** Given data **
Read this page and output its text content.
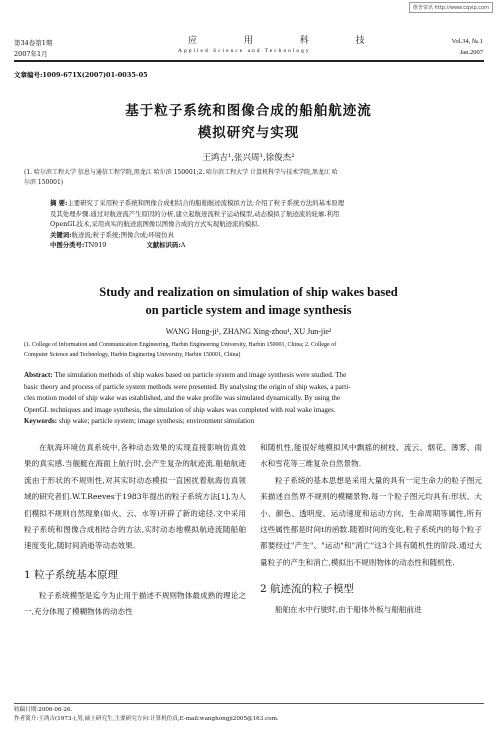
维普资讯 http://www.cqvip.com
第34卷第1期
2007年1月
应 用 科 技
Applied Science and Technology
Vol.34, №.1
Jan.2007
文章编号:1009-671X(2007)01-0035-05
基于粒子系统和图像合成的船舶航迹流
模拟研究与实现
王鸿吉¹,张兴周¹,徐俊杰²
(1. 哈尔滨工程大学 信息与通信工程学院,黑龙江 哈尔滨 150001;2. 哈尔滨工程大学 计算机科学与技术学院,黑龙江 哈
尔滨 150001)
摘 要:主要研究了采用粒子系统和图像合成相结合的船舶航迹流模拟方法.介绍了粒子系统方法的基本原理
及其处理步骤.通过对航迹流产生原因的分析,建立起航迹流粒子运动模型,动态模拟了航迹流的轮廓.利用
OpenGL技术,采用真实的航迹流图像以图像合成的方式实现航迹流的模拟.
关键词:航迹流;粒子系统;图像合成;环境仿真
中图分类号:TN919	文献标识码:A
Study and realization on simulation of ship wakes based
on particle system and image synthesis
WANG Hong-ji¹, ZHANG Xing-zhou¹, XU Jun-jie²
(1. College of Information and Communication Engineering, Harbin Engineering University, Harbin 150001, China; 2. College of
Computer Science and Technology, Harbin Enginering University, Harbin 150001, China)
Abstract: The simulation methods of ship wakes based on particle system and image synthesis were studied. The
basic theory and process of particle system methods were presented. By analysing the origin of ship wakes, a parti-
cles motion model of ship wake was established, and the wake profile was simulated dynamically. By using the
OpenGL techniques and image synthesis, the simulation of ship wakes was completed with real wake images.
Keywords: ship wake; particle system; image synthesis; environment simulation
在航海环境仿真系统中,各种动态效果的实现直接影响仿真效果的真实感.当舰艇在海面上航行时,会产生复杂的航迹流.船舶航迹流由于形状的不规则性,对其实时动态模拟一直困扰着航海仿真领域的研究者们.W.T.Reeves于1983年提出的粒子系统方法[1],为人们模拟不规则自然现象(如火、云、水等)开辟了新的途径.文中采用粒子系统和图像合成相结合的方法,实时动态地模拟航迹流随船舶速度变化,随时间消逝等动态效果.
1 粒子系统基本原理
粒子系统模型是迄今为止用于描述不规则物体最成熟的理论之一,充分体现了模糊物体的动态性
和随机性,能很好地模拟风中飘摇的树枝、流云、烟花、薄雾、雨水和雪花等三维复杂自然景物.
粒子系统的基本思想是采用大量的具有一定生命力的粒子图元来描述自然界不规则的模糊景物.每一个粒子图元均具有:形状、大小、颜色、透明度、运动速度和运动方向、生命周期等属性,所有这些属性都是时间t的函数.随着时间的变化,粒子系统内的每个粒子都要经过"产生"、"运动"和"消亡"这3个具有随机性的阶段.通过大量粒子的产生和消亡,模拟出不规则物体的动态性和随机性.
2 航迹流的粒子模型
船舶在水中行驶时,由于船体外板与船舶前进
收稿日期:2006-06-26.
作者简介:王鸿吉(1973-),男,硕士研究生,主要研究方向:计算机仿真,E-mail:wanghongji2005@163.com.
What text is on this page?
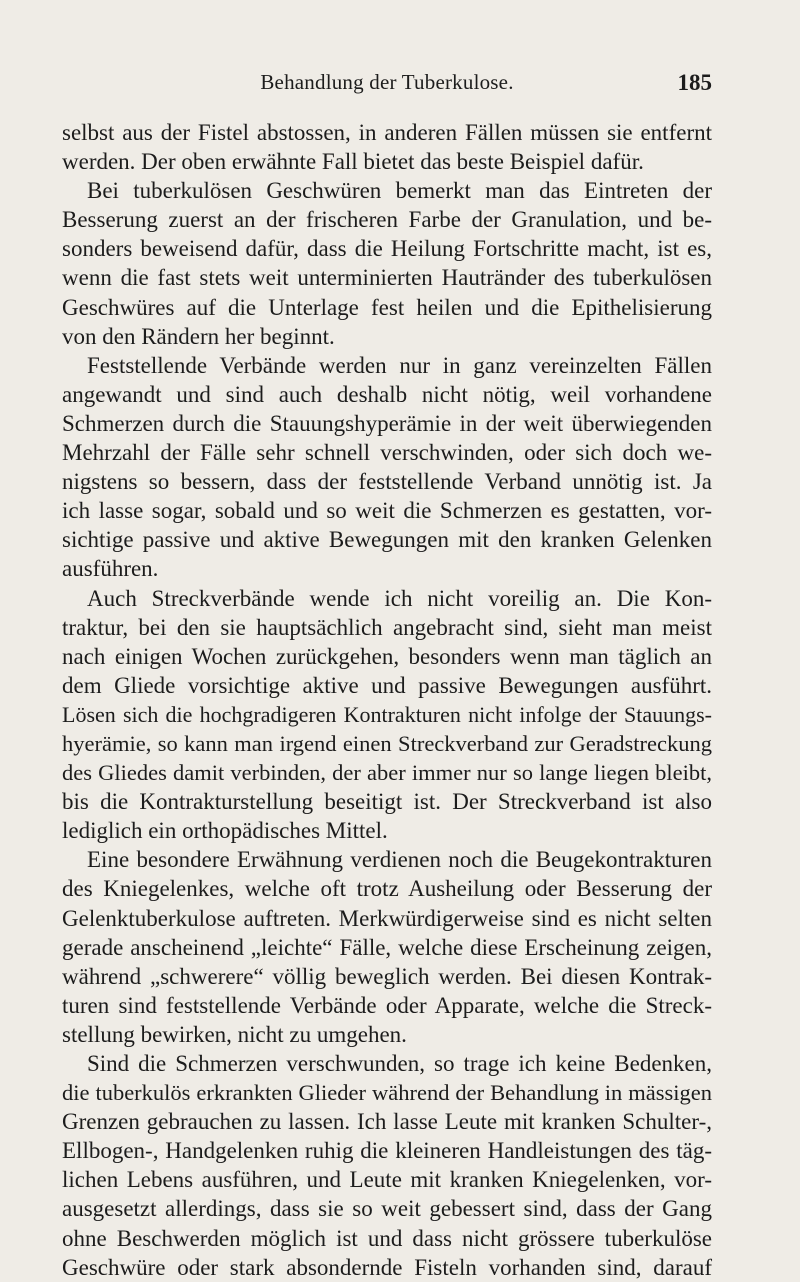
Behandlung der Tuberkulose.	185
selbst aus der Fistel abstossen, in anderen Fällen müssen sie entfernt
werden. Der oben erwähnte Fall bietet das beste Beispiel dafür.
Bei tuberkulösen Geschwüren bemerkt man das Eintreten der
Besserung zuerst an der frischeren Farbe der Granulation, und be-
sonders beweisend dafür, dass die Heilung Fortschritte macht, ist es,
wenn die fast stets weit unterminierten Hautränder des tuberkulösen
Geschwüres auf die Unterlage fest heilen und die Epithelisierung
von den Rändern her beginnt.
Feststellende Verbände werden nur in ganz vereinzelten Fällen
angewandt und sind auch deshalb nicht nötig, weil vorhandene
Schmerzen durch die Stauungshyperämie in der weit überwiegenden
Mehrzahl der Fälle sehr schnell verschwinden, oder sich doch we-
nigstens so bessern, dass der feststellende Verband unnötig ist. Ja
ich lasse sogar, sobald und so weit die Schmerzen es gestatten, vor-
sichtige passive und aktive Bewegungen mit den kranken Gelenken
ausführen.
Auch Streckverbände wende ich nicht voreilig an. Die Kon-
traktur, bei den sie hauptsächlich angebracht sind, sieht man meist
nach einigen Wochen zurückgehen, besonders wenn man täglich an
dem Gliede vorsichtige aktive und passive Bewegungen ausführt.
Lösen sich die hochgradigeren Kontrakturen nicht infolge der Stauungs-
hyerämie, so kann man irgend einen Streckverband zur Geradstreckung
des Gliedes damit verbinden, der aber immer nur so lange liegen bleibt,
bis die Kontrakturstellung beseitigt ist. Der Streckverband ist also
lediglich ein orthopädisches Mittel.
Eine besondere Erwähnung verdienen noch die Beugekontrakturen
des Kniegelenkes, welche oft trotz Ausheilung oder Besserung der
Gelenktuberkulose auftreten. Merkwürdigerweise sind es nicht selten
gerade anscheinend „leichte“ Fälle, welche diese Erscheinung zeigen,
während „schwerere“ völlig beweglich werden. Bei diesen Kontrak-
turen sind feststellende Verbände oder Apparate, welche die Streck-
stellung bewirken, nicht zu umgehen.
Sind die Schmerzen verschwunden, so trage ich keine Bedenken,
die tuberkulös erkrankten Glieder während der Behandlung in mässigen
Grenzen gebrauchen zu lassen. Ich lasse Leute mit kranken Schulter-,
Ellbogen-, Handgelenken ruhig die kleineren Handleistungen des täg-
lichen Lebens ausführen, und Leute mit kranken Kniegelenken, vor-
ausgesetzt allerdings, dass sie so weit gebessert sind, dass der Gang
ohne Beschwerden möglich ist und dass nicht grössere tuberkulöse
Geschwüre oder stark absondernde Fisteln vorhanden sind, darauf
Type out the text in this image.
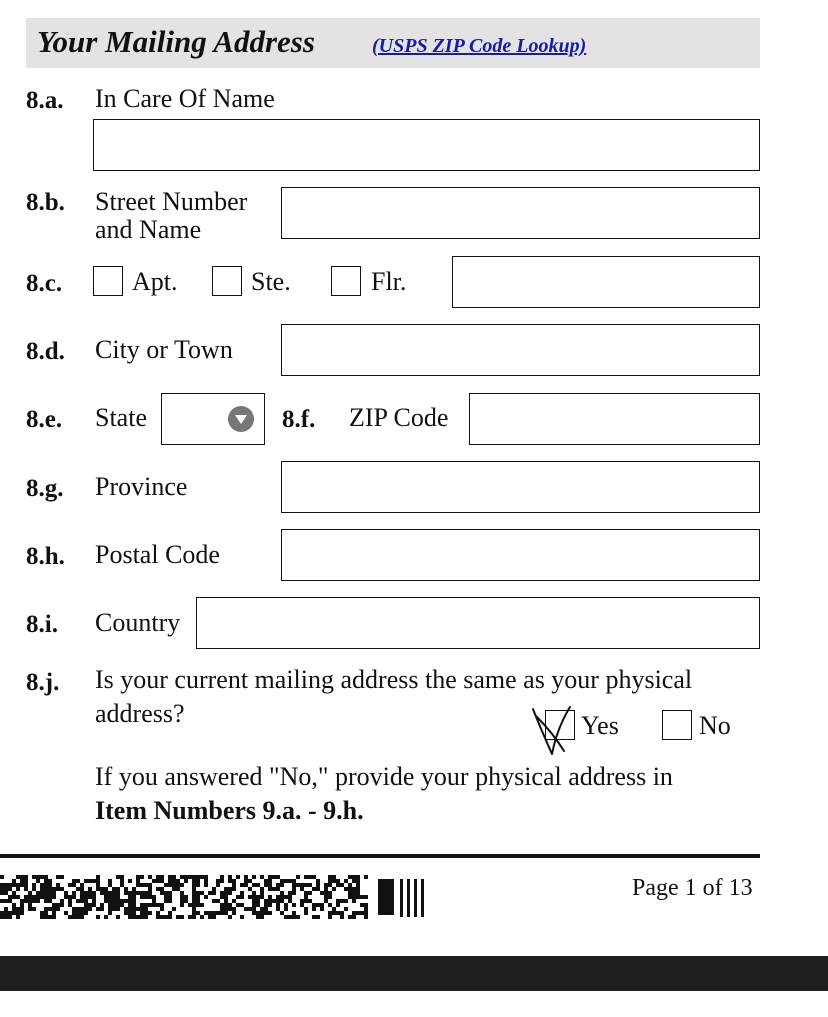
Your Mailing Address	(USPS ZIP Code Lookup)
8.a. In Care Of Name
8.b. Street Number
and Name
8.c.	Apt.	Ste.	Flr.
8.d. City or Town
8.e. State	8.f. ZIP Code
8.g. Province
8.h. Postal Code
8.i. Country
8.j. Is your current mailing address the same as your physical
address?	Yes	No
If you answered "No," provide your physical address in
Item Numbers 9.a. - 9.h.
Page 1 of 13
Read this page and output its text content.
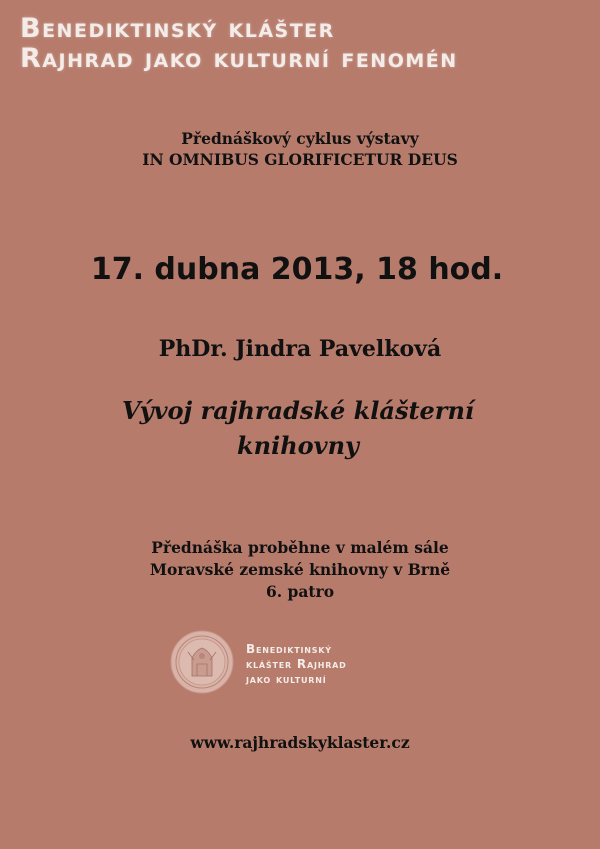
Benediktinský klášter
Rajhrad jako kulturní fenomén
Přednáškový cyklus výstavy
IN OMNIBUS GLORIFICETUR DEUS
17. dubna 2013, 18 hod.
PhDr. Jindra Pavelková
Vývoj rajhradské klášterní
knihovny
Přednáška proběhne v malém sále
Moravské zemské knihovny v Brně
6. patro
Benediktinský
klášter Rajhrad
jako kulturní
www.rajhradskyklaster.cz
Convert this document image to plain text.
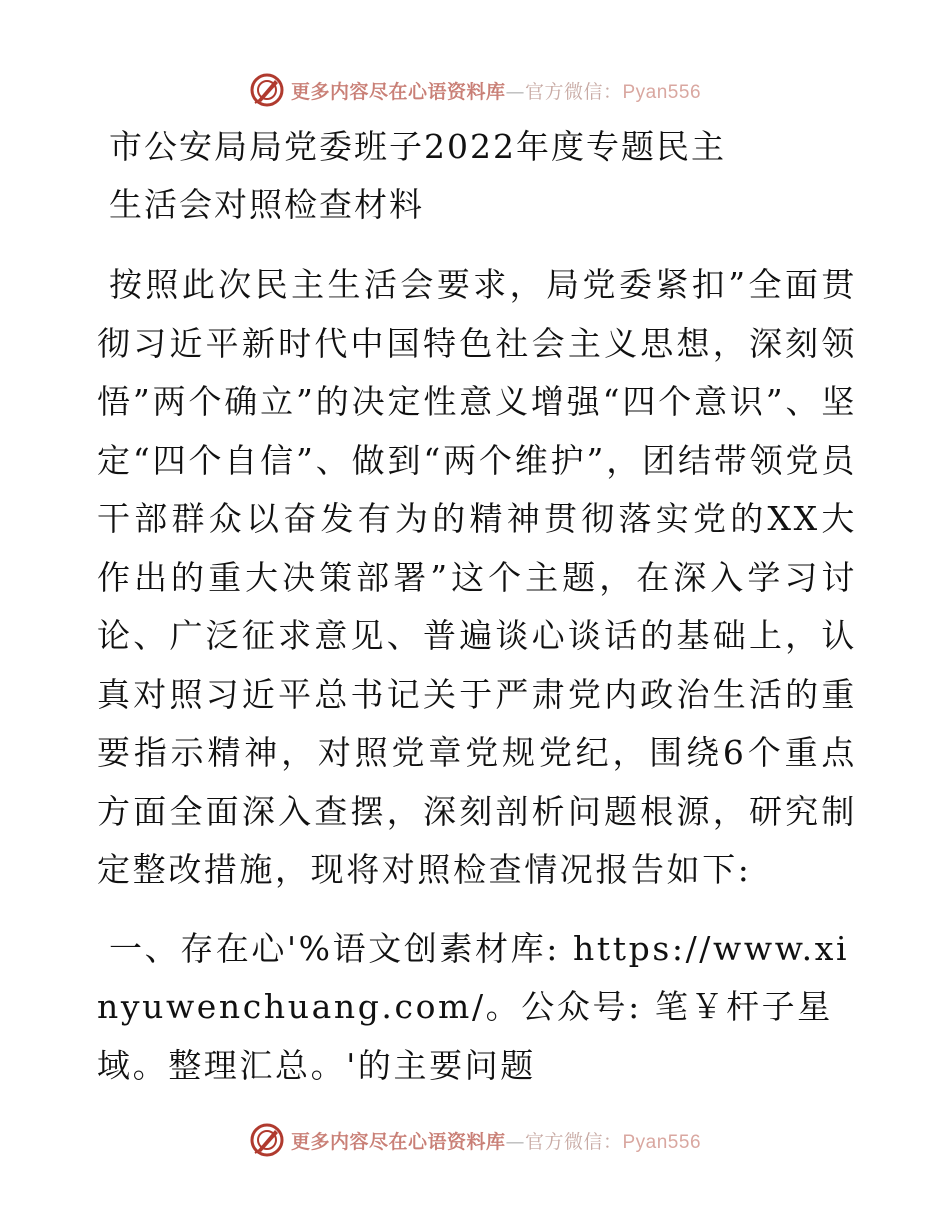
更多内容尽在心语资料库—官方微信：Pyan556

市公安局局党委班子2022年度专题民主

生活会对照检查材料

按照此次民主生活会要求，局党委紧扣”全面贯彻习近平新时代中国特色社会主义思想，深刻领悟”两个确立”的决定性意义增强“四个意识”、坚定“四个自信”、做到“两个维护”，团结带领党员干部群众以奋发有为的精神贯彻落实党的XX大作出的重大决策部署”这个主题，在深入学习讨论、广泛征求意见、普遍谈心谈话的基础上，认真对照习近平总书记关于严肃党内政治生活的重要指示精神，对照党章党规党纪，围绕6个重点方面全面深入查摆，深刻剖析问题根源，研究制定整改措施，现将对照检查情况报告如下:

一、存在心'%语文创素材库: https://www.xinyuwenchuang.com/。公众号: 笔￥杆子星域。整理汇总。'的主要问题

更多内容尽在心语资料库—官方微信：Pyan556
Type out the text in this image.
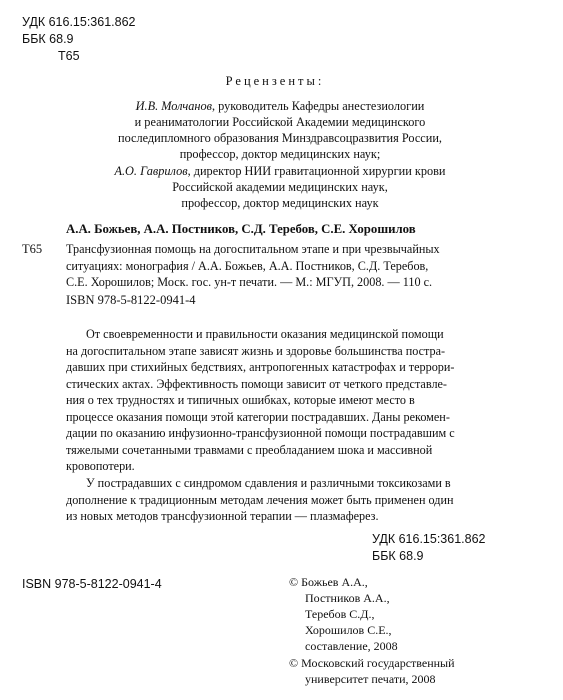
УДК 616.15:361.862
ББК 68.9
Т65
Рецензенты:
И.В. Молчанов, руководитель Кафедры анестезиологии
и реаниматологии Российской Академии медицинского
последипломного образования Минздравсоцразвития России,
профессор, доктор медицинских наук;
А.О. Гаврилов, директор НИИ гравитационной хирургии крови
Российской академии медицинских наук,
профессор, доктор медицинских наук
А.А. Божьев, А.А. Постников, С.Д. Теребов, С.Е. Хорошилов
Т65 Трансфузионная помощь на догоспитальном этапе и при чрезвычайных
ситуациях: монография / А.А. Божьев, А.А. Постников, С.Д. Теребов,
С.Е. Хорошилов; Моск. гос. ун-т печати. — М.: МГУП, 2008. — 110 с.
ISBN 978-5-8122-0941-4
От своевременности и правильности оказания медицинской помощи
на догоспитальном этапе зависят жизнь и здоровье большинства постра-
давших при стихийных бедствиях, антропогенных катастрофах и террори-
стических актах. Эффективность помощи зависит от четкого представле-
ния о тех трудностях и типичных ошибках, которые имеют место в
процессе оказания помощи этой категории пострадавших. Даны рекомен-
дации по оказанию инфузионно-трансфузионной помощи пострадавшим с
тяжелыми сочетанными травмами с преобладанием шока и массивной
кровопотери.
У пострадавших с синдромом сдавления и различными токсикозами в
дополнение к традиционным методам лечения может быть применен один
из новых методов трансфузионной терапии — плазмаферез.
УДК 616.15:361.862
ББК 68.9
ISBN 978-5-8122-0941-4	© Божьев А.А.,
Постников А.А.,
Теребов С.Д.,
Хорошилов С.Е.,
составление, 2008
© Московский государственный
университет печати, 2008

** What you should do **
Pick out, from the lines above, every one that contains the string "Fällen".

** Task result **
selbst aus der Fistel abstossen, in anderen Fällen müssen sie entfernt
Feststellende Verbände werden nur in ganz vereinzelten Fällen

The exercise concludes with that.